## Required task
All lines holding the string "JSON" are to be shown.

## Stored rows
·····

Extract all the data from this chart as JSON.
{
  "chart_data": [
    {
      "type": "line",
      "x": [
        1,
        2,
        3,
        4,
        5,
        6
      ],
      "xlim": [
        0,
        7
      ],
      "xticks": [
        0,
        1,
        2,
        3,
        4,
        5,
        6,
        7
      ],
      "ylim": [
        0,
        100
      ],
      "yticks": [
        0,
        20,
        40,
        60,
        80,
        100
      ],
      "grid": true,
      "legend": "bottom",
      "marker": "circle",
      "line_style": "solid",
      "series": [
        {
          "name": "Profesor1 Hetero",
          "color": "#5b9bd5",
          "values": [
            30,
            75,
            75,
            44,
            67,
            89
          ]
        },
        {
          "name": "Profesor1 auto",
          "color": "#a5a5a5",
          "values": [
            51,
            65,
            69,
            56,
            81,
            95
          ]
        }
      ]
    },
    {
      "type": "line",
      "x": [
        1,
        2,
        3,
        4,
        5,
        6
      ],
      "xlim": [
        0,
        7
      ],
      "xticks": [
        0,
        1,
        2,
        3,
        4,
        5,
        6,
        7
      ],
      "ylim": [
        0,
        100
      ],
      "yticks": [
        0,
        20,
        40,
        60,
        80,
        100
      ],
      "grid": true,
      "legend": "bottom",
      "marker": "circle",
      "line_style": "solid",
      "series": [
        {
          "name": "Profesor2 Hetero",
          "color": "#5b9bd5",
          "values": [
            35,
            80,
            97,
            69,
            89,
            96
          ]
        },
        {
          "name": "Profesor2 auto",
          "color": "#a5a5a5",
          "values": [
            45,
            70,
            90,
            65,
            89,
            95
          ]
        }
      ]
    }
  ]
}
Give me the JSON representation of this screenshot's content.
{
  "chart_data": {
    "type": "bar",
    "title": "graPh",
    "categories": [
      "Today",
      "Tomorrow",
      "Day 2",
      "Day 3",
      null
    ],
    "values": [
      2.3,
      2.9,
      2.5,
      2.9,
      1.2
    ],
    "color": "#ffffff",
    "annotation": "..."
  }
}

·····

## Task response
Extract all the data from this chart as JSON.
Give me the JSON representation of this screenshot's content.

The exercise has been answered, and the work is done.